───── INFORMATION SUPPLIED
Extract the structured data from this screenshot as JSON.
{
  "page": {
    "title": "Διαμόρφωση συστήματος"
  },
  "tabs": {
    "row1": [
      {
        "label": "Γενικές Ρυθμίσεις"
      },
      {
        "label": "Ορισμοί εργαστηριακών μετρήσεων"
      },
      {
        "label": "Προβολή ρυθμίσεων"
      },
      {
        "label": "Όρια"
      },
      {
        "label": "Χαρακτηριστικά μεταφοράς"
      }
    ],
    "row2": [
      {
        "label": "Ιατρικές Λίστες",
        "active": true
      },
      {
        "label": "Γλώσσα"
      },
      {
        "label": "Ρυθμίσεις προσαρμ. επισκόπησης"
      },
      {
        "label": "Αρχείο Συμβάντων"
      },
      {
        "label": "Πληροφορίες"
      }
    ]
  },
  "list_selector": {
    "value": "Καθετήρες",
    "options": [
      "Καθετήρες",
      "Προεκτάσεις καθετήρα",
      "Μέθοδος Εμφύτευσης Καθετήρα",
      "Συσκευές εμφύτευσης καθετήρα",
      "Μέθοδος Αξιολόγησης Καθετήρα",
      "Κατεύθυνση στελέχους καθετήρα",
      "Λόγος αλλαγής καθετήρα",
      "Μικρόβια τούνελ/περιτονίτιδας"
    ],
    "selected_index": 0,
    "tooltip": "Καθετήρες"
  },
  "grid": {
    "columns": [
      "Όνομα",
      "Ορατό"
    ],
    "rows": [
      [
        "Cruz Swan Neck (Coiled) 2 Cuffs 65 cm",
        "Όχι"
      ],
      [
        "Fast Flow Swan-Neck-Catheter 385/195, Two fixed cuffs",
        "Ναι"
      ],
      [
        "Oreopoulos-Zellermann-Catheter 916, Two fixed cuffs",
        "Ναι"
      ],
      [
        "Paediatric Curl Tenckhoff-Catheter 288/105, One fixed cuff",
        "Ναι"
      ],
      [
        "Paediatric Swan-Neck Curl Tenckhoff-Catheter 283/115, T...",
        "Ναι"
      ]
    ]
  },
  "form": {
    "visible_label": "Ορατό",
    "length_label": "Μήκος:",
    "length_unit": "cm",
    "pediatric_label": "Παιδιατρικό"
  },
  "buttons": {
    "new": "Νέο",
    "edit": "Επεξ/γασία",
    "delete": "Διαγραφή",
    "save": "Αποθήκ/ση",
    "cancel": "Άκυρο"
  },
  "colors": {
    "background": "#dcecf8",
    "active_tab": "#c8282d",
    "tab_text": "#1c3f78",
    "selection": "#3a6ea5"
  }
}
──────────
§ STATED EXERCISE
Your task is to print the whole listing again exactly.

§ CORRECT OUTPUT
Extract the structured data from this screenshot as JSON.
{
  "page": {
    "title": "Διαμόρφωση συστήματος"
  },
  "tabs": {
    "row1": [
      {
        "label": "Γενικές Ρυθμίσεις"
      },
      {
        "label": "Ορισμοί εργαστηριακών μετρήσεων"
      },
      {
        "label": "Προβολή ρυθμίσεων"
      },
      {
        "label": "Όρια"
      },
      {
        "label": "Χαρακτηριστικά μεταφοράς"
      }
    ],
    "row2": [
      {
        "label": "Ιατρικές Λίστες",
        "active": true
      },
      {
        "label": "Γλώσσα"
      },
      {
        "label": "Ρυθμίσεις προσαρμ. επισκόπησης"
      },
      {
        "label": "Αρχείο Συμβάντων"
      },
      {
        "label": "Πληροφορίες"
      }
    ]
  },
  "list_selector": {
    "value": "Καθετήρες",
    "options": [
      "Καθετήρες",
      "Προεκτάσεις καθετήρα",
      "Μέθοδος Εμφύτευσης Καθετήρα",
      "Συσκευές εμφύτευσης καθετήρα",
      "Μέθοδος Αξιολόγησης Καθετήρα",
      "Κατεύθυνση στελέχους καθετήρα",
      "Λόγος αλλαγής καθετήρα",
      "Μικρόβια τούνελ/περιτονίτιδας"
    ],
    "selected_index": 0,
    "tooltip": "Καθετήρες"
  },
  "grid": {
    "columns": [
      "Όνομα",
      "Ορατό"
    ],
    "rows": [
      [
        "Cruz Swan Neck (Coiled) 2 Cuffs 65 cm",
        "Όχι"
      ],
      [
        "Fast Flow Swan-Neck-Catheter 385/195, Two fixed cuffs",
        "Ναι"
      ],
      [
        "Oreopoulos-Zellermann-Catheter 916, Two fixed cuffs",
        "Ναι"
      ],
      [
        "Paediatric Curl Tenckhoff-Catheter 288/105, One fixed cuff",
        "Ναι"
      ],
      [
        "Paediatric Swan-Neck Curl Tenckhoff-Catheter 283/115, T...",
        "Ναι"
      ]
    ]
  },
  "form": {
    "visible_label": "Ορατό",
    "length_label": "Μήκος:",
    "length_unit": "cm",
    "pediatric_label": "Παιδιατρικό"
  },
  "buttons": {
    "new": "Νέο",
    "edit": "Επεξ/γασία",
    "delete": "Διαγραφή",
    "save": "Αποθήκ/ση",
    "cancel": "Άκυρο"
  },
  "colors": {
    "background": "#dcecf8",
    "active_tab": "#c8282d",
    "tab_text": "#1c3f78",
    "selection": "#3a6ea5"
  }
}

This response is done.